EXERCISE: Rewrite the entries below, replacing every "series-label" with "series-name" and leaving everything else unchanged.

Part of a data file:
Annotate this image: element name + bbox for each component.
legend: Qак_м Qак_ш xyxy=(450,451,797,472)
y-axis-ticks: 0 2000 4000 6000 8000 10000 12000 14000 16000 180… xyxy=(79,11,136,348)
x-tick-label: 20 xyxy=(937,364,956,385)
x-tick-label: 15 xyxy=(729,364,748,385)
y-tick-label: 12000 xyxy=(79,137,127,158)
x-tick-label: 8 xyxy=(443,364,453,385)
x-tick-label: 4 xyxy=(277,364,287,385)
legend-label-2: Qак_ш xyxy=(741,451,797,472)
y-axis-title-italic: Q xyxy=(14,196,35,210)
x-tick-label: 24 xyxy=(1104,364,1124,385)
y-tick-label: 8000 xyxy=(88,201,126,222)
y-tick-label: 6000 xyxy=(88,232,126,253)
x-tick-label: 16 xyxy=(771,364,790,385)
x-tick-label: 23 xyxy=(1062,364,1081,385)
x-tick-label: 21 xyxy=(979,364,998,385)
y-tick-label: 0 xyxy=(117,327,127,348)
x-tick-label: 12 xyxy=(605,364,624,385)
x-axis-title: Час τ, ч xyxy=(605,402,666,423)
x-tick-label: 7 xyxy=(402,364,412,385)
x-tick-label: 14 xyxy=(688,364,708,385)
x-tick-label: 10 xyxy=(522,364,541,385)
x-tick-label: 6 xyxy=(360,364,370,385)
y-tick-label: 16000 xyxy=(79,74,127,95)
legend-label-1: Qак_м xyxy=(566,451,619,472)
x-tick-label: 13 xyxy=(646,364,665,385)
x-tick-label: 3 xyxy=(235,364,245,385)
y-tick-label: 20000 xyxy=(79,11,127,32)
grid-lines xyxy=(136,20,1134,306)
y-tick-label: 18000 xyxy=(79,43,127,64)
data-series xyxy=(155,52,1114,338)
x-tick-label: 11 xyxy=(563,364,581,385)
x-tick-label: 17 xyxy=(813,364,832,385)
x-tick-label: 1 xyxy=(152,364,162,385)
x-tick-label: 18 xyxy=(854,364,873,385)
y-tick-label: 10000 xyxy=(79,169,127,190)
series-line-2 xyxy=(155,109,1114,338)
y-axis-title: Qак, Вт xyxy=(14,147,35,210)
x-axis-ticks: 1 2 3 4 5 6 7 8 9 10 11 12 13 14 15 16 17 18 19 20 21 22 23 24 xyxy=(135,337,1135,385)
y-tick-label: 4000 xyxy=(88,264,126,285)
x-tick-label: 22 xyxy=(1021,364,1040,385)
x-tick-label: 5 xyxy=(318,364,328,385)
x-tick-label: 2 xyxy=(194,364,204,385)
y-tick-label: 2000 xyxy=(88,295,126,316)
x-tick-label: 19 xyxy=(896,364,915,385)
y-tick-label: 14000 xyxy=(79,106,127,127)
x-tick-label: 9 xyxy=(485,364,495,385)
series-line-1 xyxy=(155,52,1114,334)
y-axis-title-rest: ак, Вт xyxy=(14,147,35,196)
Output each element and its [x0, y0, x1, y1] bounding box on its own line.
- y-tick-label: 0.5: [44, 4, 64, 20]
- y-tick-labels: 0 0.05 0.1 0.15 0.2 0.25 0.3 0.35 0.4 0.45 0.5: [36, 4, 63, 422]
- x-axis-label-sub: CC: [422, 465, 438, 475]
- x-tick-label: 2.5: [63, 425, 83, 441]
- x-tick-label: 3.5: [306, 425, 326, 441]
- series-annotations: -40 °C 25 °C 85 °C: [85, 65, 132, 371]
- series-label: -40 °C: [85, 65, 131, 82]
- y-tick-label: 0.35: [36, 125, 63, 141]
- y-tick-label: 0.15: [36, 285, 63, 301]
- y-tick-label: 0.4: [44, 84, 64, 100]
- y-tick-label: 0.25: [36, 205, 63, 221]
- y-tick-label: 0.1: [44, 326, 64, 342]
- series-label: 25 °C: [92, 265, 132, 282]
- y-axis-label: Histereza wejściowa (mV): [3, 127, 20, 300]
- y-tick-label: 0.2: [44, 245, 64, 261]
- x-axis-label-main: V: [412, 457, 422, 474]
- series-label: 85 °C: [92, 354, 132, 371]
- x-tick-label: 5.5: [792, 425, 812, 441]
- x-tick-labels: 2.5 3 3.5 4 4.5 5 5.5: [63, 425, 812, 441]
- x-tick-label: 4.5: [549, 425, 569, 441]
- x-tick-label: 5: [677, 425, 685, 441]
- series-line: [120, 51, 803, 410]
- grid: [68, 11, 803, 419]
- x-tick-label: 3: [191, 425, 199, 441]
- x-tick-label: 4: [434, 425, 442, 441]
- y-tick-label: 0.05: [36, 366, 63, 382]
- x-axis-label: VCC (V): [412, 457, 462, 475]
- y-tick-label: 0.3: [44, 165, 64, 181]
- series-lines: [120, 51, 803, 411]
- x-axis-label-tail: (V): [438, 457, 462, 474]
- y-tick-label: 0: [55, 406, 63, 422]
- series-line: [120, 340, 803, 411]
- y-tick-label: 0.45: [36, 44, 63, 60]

RESPONSE TO THE EXERCISE:
Annotate this image: element name + bbox for each component.
legend: Qак_м Qак_ш xyxy=(450,451,797,472)
y-axis-ticks: 0 2000 4000 6000 8000 10000 12000 14000 16000 180… xyxy=(79,11,136,348)
x-tick-label: 20 xyxy=(937,364,956,385)
x-tick-label: 15 xyxy=(729,364,748,385)
y-tick-label: 12000 xyxy=(79,137,127,158)
x-tick-label: 8 xyxy=(443,364,453,385)
x-tick-label: 4 xyxy=(277,364,287,385)
legend-label-2: Qак_ш xyxy=(741,451,797,472)
y-axis-title-italic: Q xyxy=(14,196,35,210)
x-tick-label: 24 xyxy=(1104,364,1124,385)
y-tick-label: 8000 xyxy=(88,201,126,222)
y-tick-label: 6000 xyxy=(88,232,126,253)
x-tick-label: 16 xyxy=(771,364,790,385)
x-tick-label: 23 xyxy=(1062,364,1081,385)
x-tick-label: 21 xyxy=(979,364,998,385)
y-tick-label: 0 xyxy=(117,327,127,348)
x-tick-label: 12 xyxy=(605,364,624,385)
x-axis-title: Час τ, ч xyxy=(605,402,666,423)
x-tick-label: 7 xyxy=(402,364,412,385)
x-tick-label: 14 xyxy=(688,364,708,385)
x-tick-label: 10 xyxy=(522,364,541,385)
x-tick-label: 6 xyxy=(360,364,370,385)
y-tick-label: 16000 xyxy=(79,74,127,95)
legend-label-1: Qак_м xyxy=(566,451,619,472)
x-tick-label: 13 xyxy=(646,364,665,385)
x-tick-label: 3 xyxy=(235,364,245,385)
y-tick-label: 20000 xyxy=(79,11,127,32)
grid-lines xyxy=(136,20,1134,306)
y-tick-label: 18000 xyxy=(79,43,127,64)
data-series xyxy=(155,52,1114,338)
x-tick-label: 11 xyxy=(563,364,581,385)
x-tick-label: 17 xyxy=(813,364,832,385)
x-tick-label: 1 xyxy=(152,364,162,385)
x-tick-label: 18 xyxy=(854,364,873,385)
y-tick-label: 10000 xyxy=(79,169,127,190)
series-line-2 xyxy=(155,109,1114,338)
y-axis-title: Qак, Вт xyxy=(14,147,35,210)
x-axis-ticks: 1 2 3 4 5 6 7 8 9 10 11 12 13 14 15 16 17 18 19 20 21 22 23 24 xyxy=(135,337,1135,385)
y-tick-label: 4000 xyxy=(88,264,126,285)
x-tick-label: 22 xyxy=(1021,364,1040,385)
x-tick-label: 5 xyxy=(318,364,328,385)
x-tick-label: 2 xyxy=(194,364,204,385)
y-tick-label: 2000 xyxy=(88,295,126,316)
x-tick-label: 19 xyxy=(896,364,915,385)
y-tick-label: 14000 xyxy=(79,106,127,127)
x-tick-label: 9 xyxy=(485,364,495,385)
series-line-1 xyxy=(155,52,1114,334)
y-axis-title-rest: ак, Вт xyxy=(14,147,35,196)
Output each element and its [x0, y0, x1, y1] bounding box on its own line.
- y-tick-label: 0.5: [44, 4, 64, 20]
- y-tick-labels: 0 0.05 0.1 0.15 0.2 0.25 0.3 0.35 0.4 0.45 0.5: [36, 4, 63, 422]
- x-axis-label-sub: CC: [422, 465, 438, 475]
- x-tick-label: 2.5: [63, 425, 83, 441]
- x-tick-label: 3.5: [306, 425, 326, 441]
- series-annotations: -40 °C 25 °C 85 °C: [85, 65, 132, 371]
- series-name: -40 °C: [85, 65, 131, 82]
- y-tick-label: 0.35: [36, 125, 63, 141]
- y-tick-label: 0.15: [36, 285, 63, 301]
- y-tick-label: 0.4: [44, 84, 64, 100]
- y-tick-label: 0.25: [36, 205, 63, 221]
- y-tick-label: 0.1: [44, 326, 64, 342]
- series-name: 25 °C: [92, 265, 132, 282]
- y-axis-label: Histereza wejściowa (mV): [3, 127, 20, 300]
- y-tick-label: 0.2: [44, 245, 64, 261]
- x-axis-label-main: V: [412, 457, 422, 474]
- series-name: 85 °C: [92, 354, 132, 371]
- x-tick-label: 5.5: [792, 425, 812, 441]
- x-tick-labels: 2.5 3 3.5 4 4.5 5 5.5: [63, 425, 812, 441]
- x-tick-label: 4.5: [549, 425, 569, 441]
- x-tick-label: 5: [677, 425, 685, 441]
- series-line: [120, 51, 803, 410]
- grid: [68, 11, 803, 419]
- x-tick-label: 3: [191, 425, 199, 441]
- x-tick-label: 4: [434, 425, 442, 441]
- y-tick-label: 0.05: [36, 366, 63, 382]
- x-axis-label: VCC (V): [412, 457, 462, 475]
- y-tick-label: 0.3: [44, 165, 64, 181]
- series-lines: [120, 51, 803, 411]
- x-axis-label-tail: (V): [438, 457, 462, 474]
- y-tick-label: 0: [55, 406, 63, 422]
- series-line: [120, 340, 803, 411]
- y-tick-label: 0.45: [36, 44, 63, 60]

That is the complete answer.